Without the images, write out the whole listing exactly.

+++++

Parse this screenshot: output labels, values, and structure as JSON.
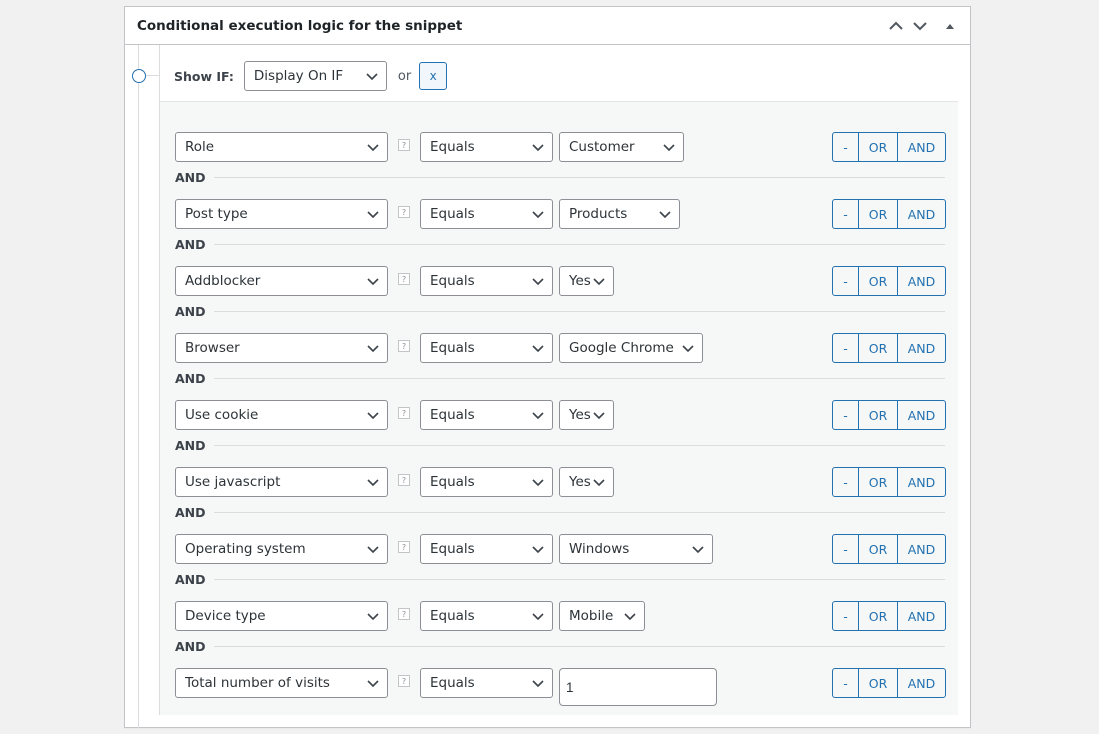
{
  "panel": {
    "title": "Conditional execution logic for the snippet",
    "actions": [
      {
        "name": "move-up-button",
        "icon": "chevron-up-icon"
      },
      {
        "name": "move-down-button",
        "icon": "chevron-down-icon"
      },
      {
        "name": "toggle-panel-button",
        "icon": "triangle-up-icon"
      }
    ]
  },
  "show_if": {
    "label": "Show IF:",
    "selected": "Display On IF",
    "or_label": "or",
    "remove_label": "x"
  },
  "separator_label": "AND",
  "help_glyph": "?",
  "button_group": {
    "remove": "-",
    "or": "OR",
    "and": "AND"
  },
  "rules": [
    {
      "condition": "Role",
      "operator": "Equals",
      "value": "Customer",
      "value_type": "select"
    },
    {
      "condition": "Post type",
      "operator": "Equals",
      "value": "Products",
      "value_type": "select"
    },
    {
      "condition": "Addblocker",
      "operator": "Equals",
      "value": "Yes",
      "value_type": "select"
    },
    {
      "condition": "Browser",
      "operator": "Equals",
      "value": "Google Chrome",
      "value_type": "select"
    },
    {
      "condition": "Use cookie",
      "operator": "Equals",
      "value": "Yes",
      "value_type": "select"
    },
    {
      "condition": "Use javascript",
      "operator": "Equals",
      "value": "Yes",
      "value_type": "select"
    },
    {
      "condition": "Operating system",
      "operator": "Equals",
      "value": "Windows",
      "value_type": "select"
    },
    {
      "condition": "Device type",
      "operator": "Equals",
      "value": "Mobile",
      "value_type": "select"
    },
    {
      "condition": "Total number of visits",
      "operator": "Equals",
      "value": "1",
      "value_type": "input"
    }
  ]
}
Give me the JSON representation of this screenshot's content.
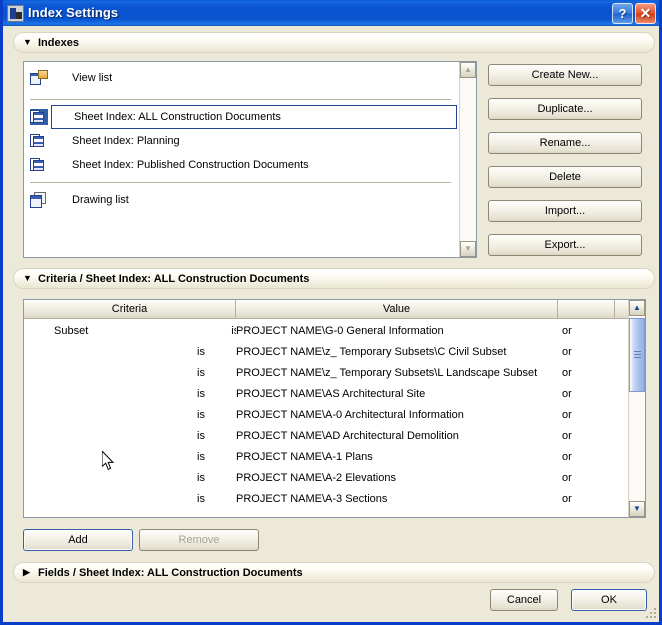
{
  "window": {
    "title": "Index Settings",
    "icon": "app-icon",
    "help_label": "?",
    "close_label": "✕",
    "accent_title_bar": "#0a51cf",
    "dialog_background": "#ece9d8",
    "selection_blue": "#2f5fa8"
  },
  "sections": {
    "indexes": {
      "label": "Indexes",
      "arrow": "▼",
      "expanded": true
    },
    "criteria": {
      "label": "Criteria / Sheet Index:  ALL Construction Documents",
      "arrow": "▼",
      "expanded": true
    },
    "fields": {
      "label": "Fields / Sheet Index:  ALL Construction Documents",
      "arrow": "▶",
      "expanded": false
    }
  },
  "indexes_list": {
    "items": [
      {
        "label": "View list",
        "icon": "view-list-icon",
        "selected": false
      },
      {
        "label": "Sheet Index:  ALL Construction Documents",
        "icon": "sheet-index-icon",
        "selected": true
      },
      {
        "label": "Sheet Index:  Planning",
        "icon": "sheet-index-icon",
        "selected": false
      },
      {
        "label": "Sheet Index:  Published Construction Documents",
        "icon": "sheet-index-icon",
        "selected": false
      },
      {
        "label": "Drawing list",
        "icon": "drawing-list-icon",
        "selected": false
      }
    ],
    "scrollbar": {
      "up_arrow": "▲",
      "down_arrow": "▼",
      "enabled": false
    }
  },
  "side_buttons": [
    {
      "label": "Create New...",
      "name": "create-new-button",
      "disabled": false
    },
    {
      "label": "Duplicate...",
      "name": "duplicate-button",
      "disabled": false
    },
    {
      "label": "Rename...",
      "name": "rename-button",
      "disabled": false
    },
    {
      "label": "Delete",
      "name": "delete-button",
      "disabled": false
    },
    {
      "label": "Import...",
      "name": "import-button",
      "disabled": false
    },
    {
      "label": "Export...",
      "name": "export-button",
      "disabled": false
    }
  ],
  "criteria_table": {
    "columns": [
      "Criteria",
      "Value",
      "",
      ""
    ],
    "rows": [
      {
        "criteria": "Subset",
        "operator": "is",
        "value": "PROJECT NAME\\G-0 General Information",
        "conjunction": "or"
      },
      {
        "criteria": "",
        "operator": "is",
        "value": "PROJECT NAME\\z_ Temporary Subsets\\C Civil Subset",
        "conjunction": "or"
      },
      {
        "criteria": "",
        "operator": "is",
        "value": "PROJECT NAME\\z_ Temporary Subsets\\L Landscape Subset",
        "conjunction": "or"
      },
      {
        "criteria": "",
        "operator": "is",
        "value": "PROJECT NAME\\AS Architectural Site",
        "conjunction": "or"
      },
      {
        "criteria": "",
        "operator": "is",
        "value": "PROJECT NAME\\A-0 Architectural Information",
        "conjunction": "or"
      },
      {
        "criteria": "",
        "operator": "is",
        "value": "PROJECT NAME\\AD Architectural Demolition",
        "conjunction": "or"
      },
      {
        "criteria": "",
        "operator": "is",
        "value": "PROJECT NAME\\A-1 Plans",
        "conjunction": "or"
      },
      {
        "criteria": "",
        "operator": "is",
        "value": "PROJECT NAME\\A-2 Elevations",
        "conjunction": "or"
      },
      {
        "criteria": "",
        "operator": "is",
        "value": "PROJECT NAME\\A-3 Sections",
        "conjunction": "or"
      }
    ],
    "scrollbar": {
      "up_arrow": "▲",
      "down_arrow": "▼",
      "enabled": true
    }
  },
  "bottom_buttons": {
    "add": {
      "label": "Add",
      "disabled": false
    },
    "remove": {
      "label": "Remove",
      "disabled": true
    },
    "cancel": {
      "label": "Cancel",
      "disabled": false
    },
    "ok": {
      "label": "OK",
      "disabled": false,
      "is_default": true
    }
  }
}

+++++

(COMPLETED EXERCISE):
Parse this screenshot: output labels, values, and structure as JSON.
{
  "panel": {
    "title": "Conditional execution logic for the snippet",
    "actions": [
      {
        "name": "move-up-button",
        "icon": "chevron-up-icon"
      },
      {
        "name": "move-down-button",
        "icon": "chevron-down-icon"
      },
      {
        "name": "toggle-panel-button",
        "icon": "triangle-up-icon"
      }
    ]
  },
  "show_if": {
    "label": "Show IF:",
    "selected": "Display On IF",
    "or_label": "or",
    "remove_label": "x"
  },
  "separator_label": "AND",
  "help_glyph": "?",
  "button_group": {
    "remove": "-",
    "or": "OR",
    "and": "AND"
  },
  "rules": [
    {
      "condition": "Role",
      "operator": "Equals",
      "value": "Customer",
      "value_type": "select"
    },
    {
      "condition": "Post type",
      "operator": "Equals",
      "value": "Products",
      "value_type": "select"
    },
    {
      "condition": "Addblocker",
      "operator": "Equals",
      "value": "Yes",
      "value_type": "select"
    },
    {
      "condition": "Browser",
      "operator": "Equals",
      "value": "Google Chrome",
      "value_type": "select"
    },
    {
      "condition": "Use cookie",
      "operator": "Equals",
      "value": "Yes",
      "value_type": "select"
    },
    {
      "condition": "Use javascript",
      "operator": "Equals",
      "value": "Yes",
      "value_type": "select"
    },
    {
      "condition": "Operating system",
      "operator": "Equals",
      "value": "Windows",
      "value_type": "select"
    },
    {
      "condition": "Device type",
      "operator": "Equals",
      "value": "Mobile",
      "value_type": "select"
    },
    {
      "condition": "Total number of visits",
      "operator": "Equals",
      "value": "1",
      "value_type": "input"
    }
  ]
}
Give me the JSON representation of this screenshot's content.
{
  "window": {
    "title": "Index Settings",
    "icon": "app-icon",
    "help_label": "?",
    "close_label": "✕",
    "accent_title_bar": "#0a51cf",
    "dialog_background": "#ece9d8",
    "selection_blue": "#2f5fa8"
  },
  "sections": {
    "indexes": {
      "label": "Indexes",
      "arrow": "▼",
      "expanded": true
    },
    "criteria": {
      "label": "Criteria / Sheet Index:  ALL Construction Documents",
      "arrow": "▼",
      "expanded": true
    },
    "fields": {
      "label": "Fields / Sheet Index:  ALL Construction Documents",
      "arrow": "▶",
      "expanded": false
    }
  },
  "indexes_list": {
    "items": [
      {
        "label": "View list",
        "icon": "view-list-icon",
        "selected": false
      },
      {
        "label": "Sheet Index:  ALL Construction Documents",
        "icon": "sheet-index-icon",
        "selected": true
      },
      {
        "label": "Sheet Index:  Planning",
        "icon": "sheet-index-icon",
        "selected": false
      },
      {
        "label": "Sheet Index:  Published Construction Documents",
        "icon": "sheet-index-icon",
        "selected": false
      },
      {
        "label": "Drawing list",
        "icon": "drawing-list-icon",
        "selected": false
      }
    ],
    "scrollbar": {
      "up_arrow": "▲",
      "down_arrow": "▼",
      "enabled": false
    }
  },
  "side_buttons": [
    {
      "label": "Create New...",
      "name": "create-new-button",
      "disabled": false
    },
    {
      "label": "Duplicate...",
      "name": "duplicate-button",
      "disabled": false
    },
    {
      "label": "Rename...",
      "name": "rename-button",
      "disabled": false
    },
    {
      "label": "Delete",
      "name": "delete-button",
      "disabled": false
    },
    {
      "label": "Import...",
      "name": "import-button",
      "disabled": false
    },
    {
      "label": "Export...",
      "name": "export-button",
      "disabled": false
    }
  ],
  "criteria_table": {
    "columns": [
      "Criteria",
      "Value",
      "",
      ""
    ],
    "rows": [
      {
        "criteria": "Subset",
        "operator": "is",
        "value": "PROJECT NAME\\G-0 General Information",
        "conjunction": "or"
      },
      {
        "criteria": "",
        "operator": "is",
        "value": "PROJECT NAME\\z_ Temporary Subsets\\C Civil Subset",
        "conjunction": "or"
      },
      {
        "criteria": "",
        "operator": "is",
        "value": "PROJECT NAME\\z_ Temporary Subsets\\L Landscape Subset",
        "conjunction": "or"
      },
      {
        "criteria": "",
        "operator": "is",
        "value": "PROJECT NAME\\AS Architectural Site",
        "conjunction": "or"
      },
      {
        "criteria": "",
        "operator": "is",
        "value": "PROJECT NAME\\A-0 Architectural Information",
        "conjunction": "or"
      },
      {
        "criteria": "",
        "operator": "is",
        "value": "PROJECT NAME\\AD Architectural Demolition",
        "conjunction": "or"
      },
      {
        "criteria": "",
        "operator": "is",
        "value": "PROJECT NAME\\A-1 Plans",
        "conjunction": "or"
      },
      {
        "criteria": "",
        "operator": "is",
        "value": "PROJECT NAME\\A-2 Elevations",
        "conjunction": "or"
      },
      {
        "criteria": "",
        "operator": "is",
        "value": "PROJECT NAME\\A-3 Sections",
        "conjunction": "or"
      }
    ],
    "scrollbar": {
      "up_arrow": "▲",
      "down_arrow": "▼",
      "enabled": true
    }
  },
  "bottom_buttons": {
    "add": {
      "label": "Add",
      "disabled": false
    },
    "remove": {
      "label": "Remove",
      "disabled": true
    },
    "cancel": {
      "label": "Cancel",
      "disabled": false
    },
    "ok": {
      "label": "OK",
      "disabled": false,
      "is_default": true
    }
  }
}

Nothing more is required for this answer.